(Figure record listings)

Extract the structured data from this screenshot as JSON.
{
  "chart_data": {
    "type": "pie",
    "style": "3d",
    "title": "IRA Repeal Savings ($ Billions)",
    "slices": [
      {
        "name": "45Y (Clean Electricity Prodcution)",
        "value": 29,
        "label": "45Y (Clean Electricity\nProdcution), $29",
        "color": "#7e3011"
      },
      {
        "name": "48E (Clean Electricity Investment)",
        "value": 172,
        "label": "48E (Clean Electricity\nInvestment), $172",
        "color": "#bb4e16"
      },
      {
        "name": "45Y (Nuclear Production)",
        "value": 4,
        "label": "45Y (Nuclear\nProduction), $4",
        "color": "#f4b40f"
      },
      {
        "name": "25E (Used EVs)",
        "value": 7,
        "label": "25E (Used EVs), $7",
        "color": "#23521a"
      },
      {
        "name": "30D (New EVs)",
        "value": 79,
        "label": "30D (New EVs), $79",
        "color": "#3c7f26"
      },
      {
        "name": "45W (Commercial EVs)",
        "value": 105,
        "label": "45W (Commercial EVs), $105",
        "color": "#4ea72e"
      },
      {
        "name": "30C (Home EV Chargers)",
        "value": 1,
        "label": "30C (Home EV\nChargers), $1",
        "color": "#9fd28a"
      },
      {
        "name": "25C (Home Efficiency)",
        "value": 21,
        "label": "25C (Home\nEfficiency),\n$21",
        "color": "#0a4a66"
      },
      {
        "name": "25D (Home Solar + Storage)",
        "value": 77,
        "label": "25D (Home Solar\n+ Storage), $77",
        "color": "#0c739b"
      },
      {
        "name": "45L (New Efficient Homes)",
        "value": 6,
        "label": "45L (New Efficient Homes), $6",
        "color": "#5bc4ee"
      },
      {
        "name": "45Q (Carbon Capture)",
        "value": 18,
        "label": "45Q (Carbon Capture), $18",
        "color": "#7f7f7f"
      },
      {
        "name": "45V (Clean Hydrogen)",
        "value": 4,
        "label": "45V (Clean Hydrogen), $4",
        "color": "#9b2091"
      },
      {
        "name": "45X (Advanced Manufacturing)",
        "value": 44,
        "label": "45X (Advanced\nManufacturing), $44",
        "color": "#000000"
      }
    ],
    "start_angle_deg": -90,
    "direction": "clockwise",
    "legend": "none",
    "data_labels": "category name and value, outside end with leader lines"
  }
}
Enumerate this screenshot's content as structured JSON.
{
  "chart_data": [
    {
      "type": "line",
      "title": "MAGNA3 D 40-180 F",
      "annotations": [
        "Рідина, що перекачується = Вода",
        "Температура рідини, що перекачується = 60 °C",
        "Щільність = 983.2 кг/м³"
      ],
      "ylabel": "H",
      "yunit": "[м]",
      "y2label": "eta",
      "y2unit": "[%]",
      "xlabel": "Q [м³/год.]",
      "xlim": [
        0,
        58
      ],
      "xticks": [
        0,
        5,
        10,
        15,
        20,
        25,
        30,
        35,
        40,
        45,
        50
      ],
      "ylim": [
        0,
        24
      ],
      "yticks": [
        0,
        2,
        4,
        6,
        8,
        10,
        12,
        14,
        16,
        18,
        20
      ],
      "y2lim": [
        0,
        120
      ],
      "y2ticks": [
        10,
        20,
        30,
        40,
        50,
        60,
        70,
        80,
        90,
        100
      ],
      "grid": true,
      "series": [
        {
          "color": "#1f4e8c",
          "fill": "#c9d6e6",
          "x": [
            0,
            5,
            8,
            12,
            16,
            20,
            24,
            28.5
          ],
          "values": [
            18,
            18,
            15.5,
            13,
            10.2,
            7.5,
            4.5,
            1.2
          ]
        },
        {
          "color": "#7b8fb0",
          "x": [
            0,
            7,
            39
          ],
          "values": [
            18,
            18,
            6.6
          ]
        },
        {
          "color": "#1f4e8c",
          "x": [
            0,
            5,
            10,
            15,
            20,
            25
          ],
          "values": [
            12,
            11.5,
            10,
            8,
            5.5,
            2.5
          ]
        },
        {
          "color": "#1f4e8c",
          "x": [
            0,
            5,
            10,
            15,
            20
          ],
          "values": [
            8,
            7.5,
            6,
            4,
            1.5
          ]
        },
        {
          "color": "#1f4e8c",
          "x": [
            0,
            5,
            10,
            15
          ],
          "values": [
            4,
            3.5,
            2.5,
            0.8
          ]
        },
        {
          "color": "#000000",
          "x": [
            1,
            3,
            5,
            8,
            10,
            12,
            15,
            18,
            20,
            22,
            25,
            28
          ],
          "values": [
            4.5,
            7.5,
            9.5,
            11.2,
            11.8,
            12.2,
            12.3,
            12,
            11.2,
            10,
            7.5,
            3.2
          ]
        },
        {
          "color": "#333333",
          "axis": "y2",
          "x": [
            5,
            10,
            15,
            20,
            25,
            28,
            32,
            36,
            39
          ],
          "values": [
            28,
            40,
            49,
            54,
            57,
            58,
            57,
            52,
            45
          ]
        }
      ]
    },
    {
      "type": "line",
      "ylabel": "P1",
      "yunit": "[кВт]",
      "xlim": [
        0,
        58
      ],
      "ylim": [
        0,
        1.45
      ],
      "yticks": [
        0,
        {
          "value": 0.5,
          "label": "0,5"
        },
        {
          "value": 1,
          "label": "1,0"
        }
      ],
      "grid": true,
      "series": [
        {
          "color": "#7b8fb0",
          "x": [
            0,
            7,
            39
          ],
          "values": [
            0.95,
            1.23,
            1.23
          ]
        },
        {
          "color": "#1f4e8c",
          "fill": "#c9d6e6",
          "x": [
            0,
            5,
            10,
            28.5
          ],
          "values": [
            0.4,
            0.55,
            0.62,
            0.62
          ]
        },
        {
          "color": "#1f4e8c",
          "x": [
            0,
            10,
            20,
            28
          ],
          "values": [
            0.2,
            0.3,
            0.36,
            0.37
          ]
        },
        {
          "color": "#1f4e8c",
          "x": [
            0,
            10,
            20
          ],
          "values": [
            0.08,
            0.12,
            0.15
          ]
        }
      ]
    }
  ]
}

Exercise goal
Quote all of the entries verbatim.

Response to this exercise
Extract the structured data from this screenshot as JSON.
{
  "chart_data": {
    "type": "pie",
    "style": "3d",
    "title": "IRA Repeal Savings ($ Billions)",
    "slices": [
      {
        "name": "45Y (Clean Electricity Prodcution)",
        "value": 29,
        "label": "45Y (Clean Electricity\nProdcution), $29",
        "color": "#7e3011"
      },
      {
        "name": "48E (Clean Electricity Investment)",
        "value": 172,
        "label": "48E (Clean Electricity\nInvestment), $172",
        "color": "#bb4e16"
      },
      {
        "name": "45Y (Nuclear Production)",
        "value": 4,
        "label": "45Y (Nuclear\nProduction), $4",
        "color": "#f4b40f"
      },
      {
        "name": "25E (Used EVs)",
        "value": 7,
        "label": "25E (Used EVs), $7",
        "color": "#23521a"
      },
      {
        "name": "30D (New EVs)",
        "value": 79,
        "label": "30D (New EVs), $79",
        "color": "#3c7f26"
      },
      {
        "name": "45W (Commercial EVs)",
        "value": 105,
        "label": "45W (Commercial EVs), $105",
        "color": "#4ea72e"
      },
      {
        "name": "30C (Home EV Chargers)",
        "value": 1,
        "label": "30C (Home EV\nChargers), $1",
        "color": "#9fd28a"
      },
      {
        "name": "25C (Home Efficiency)",
        "value": 21,
        "label": "25C (Home\nEfficiency),\n$21",
        "color": "#0a4a66"
      },
      {
        "name": "25D (Home Solar + Storage)",
        "value": 77,
        "label": "25D (Home Solar\n+ Storage), $77",
        "color": "#0c739b"
      },
      {
        "name": "45L (New Efficient Homes)",
        "value": 6,
        "label": "45L (New Efficient Homes), $6",
        "color": "#5bc4ee"
      },
      {
        "name": "45Q (Carbon Capture)",
        "value": 18,
        "label": "45Q (Carbon Capture), $18",
        "color": "#7f7f7f"
      },
      {
        "name": "45V (Clean Hydrogen)",
        "value": 4,
        "label": "45V (Clean Hydrogen), $4",
        "color": "#9b2091"
      },
      {
        "name": "45X (Advanced Manufacturing)",
        "value": 44,
        "label": "45X (Advanced\nManufacturing), $44",
        "color": "#000000"
      }
    ],
    "start_angle_deg": -90,
    "direction": "clockwise",
    "legend": "none",
    "data_labels": "category name and value, outside end with leader lines"
  }
}
Enumerate this screenshot's content as structured JSON.
{
  "chart_data": [
    {
      "type": "line",
      "title": "MAGNA3 D 40-180 F",
      "annotations": [
        "Рідина, що перекачується = Вода",
        "Температура рідини, що перекачується = 60 °C",
        "Щільність = 983.2 кг/м³"
      ],
      "ylabel": "H",
      "yunit": "[м]",
      "y2label": "eta",
      "y2unit": "[%]",
      "xlabel": "Q [м³/год.]",
      "xlim": [
        0,
        58
      ],
      "xticks": [
        0,
        5,
        10,
        15,
        20,
        25,
        30,
        35,
        40,
        45,
        50
      ],
      "ylim": [
        0,
        24
      ],
      "yticks": [
        0,
        2,
        4,
        6,
        8,
        10,
        12,
        14,
        16,
        18,
        20
      ],
      "y2lim": [
        0,
        120
      ],
      "y2ticks": [
        10,
        20,
        30,
        40,
        50,
        60,
        70,
        80,
        90,
        100
      ],
      "grid": true,
      "series": [
        {
          "color": "#1f4e8c",
          "fill": "#c9d6e6",
          "x": [
            0,
            5,
            8,
            12,
            16,
            20,
            24,
            28.5
          ],
          "values": [
            18,
            18,
            15.5,
            13,
            10.2,
            7.5,
            4.5,
            1.2
          ]
        },
        {
          "color": "#7b8fb0",
          "x": [
            0,
            7,
            39
          ],
          "values": [
            18,
            18,
            6.6
          ]
        },
        {
          "color": "#1f4e8c",
          "x": [
            0,
            5,
            10,
            15,
            20,
            25
          ],
          "values": [
            12,
            11.5,
            10,
            8,
            5.5,
            2.5
          ]
        },
        {
          "color": "#1f4e8c",
          "x": [
            0,
            5,
            10,
            15,
            20
          ],
          "values": [
            8,
            7.5,
            6,
            4,
            1.5
          ]
        },
        {
          "color": "#1f4e8c",
          "x": [
            0,
            5,
            10,
            15
          ],
          "values": [
            4,
            3.5,
            2.5,
            0.8
          ]
        },
        {
          "color": "#000000",
          "x": [
            1,
            3,
            5,
            8,
            10,
            12,
            15,
            18,
            20,
            22,
            25,
            28
          ],
          "values": [
            4.5,
            7.5,
            9.5,
            11.2,
            11.8,
            12.2,
            12.3,
            12,
            11.2,
            10,
            7.5,
            3.2
          ]
        },
        {
          "color": "#333333",
          "axis": "y2",
          "x": [
            5,
            10,
            15,
            20,
            25,
            28,
            32,
            36,
            39
          ],
          "values": [
            28,
            40,
            49,
            54,
            57,
            58,
            57,
            52,
            45
          ]
        }
      ]
    },
    {
      "type": "line",
      "ylabel": "P1",
      "yunit": "[кВт]",
      "xlim": [
        0,
        58
      ],
      "ylim": [
        0,
        1.45
      ],
      "yticks": [
        0,
        {
          "value": 0.5,
          "label": "0,5"
        },
        {
          "value": 1,
          "label": "1,0"
        }
      ],
      "grid": true,
      "series": [
        {
          "color": "#7b8fb0",
          "x": [
            0,
            7,
            39
          ],
          "values": [
            0.95,
            1.23,
            1.23
          ]
        },
        {
          "color": "#1f4e8c",
          "fill": "#c9d6e6",
          "x": [
            0,
            5,
            10,
            28.5
          ],
          "values": [
            0.4,
            0.55,
            0.62,
            0.62
          ]
        },
        {
          "color": "#1f4e8c",
          "x": [
            0,
            10,
            20,
            28
          ],
          "values": [
            0.2,
            0.3,
            0.36,
            0.37
          ]
        },
        {
          "color": "#1f4e8c",
          "x": [
            0,
            10,
            20
          ],
          "values": [
            0.08,
            0.12,
            0.15
          ]
        }
      ]
    }
  ]
}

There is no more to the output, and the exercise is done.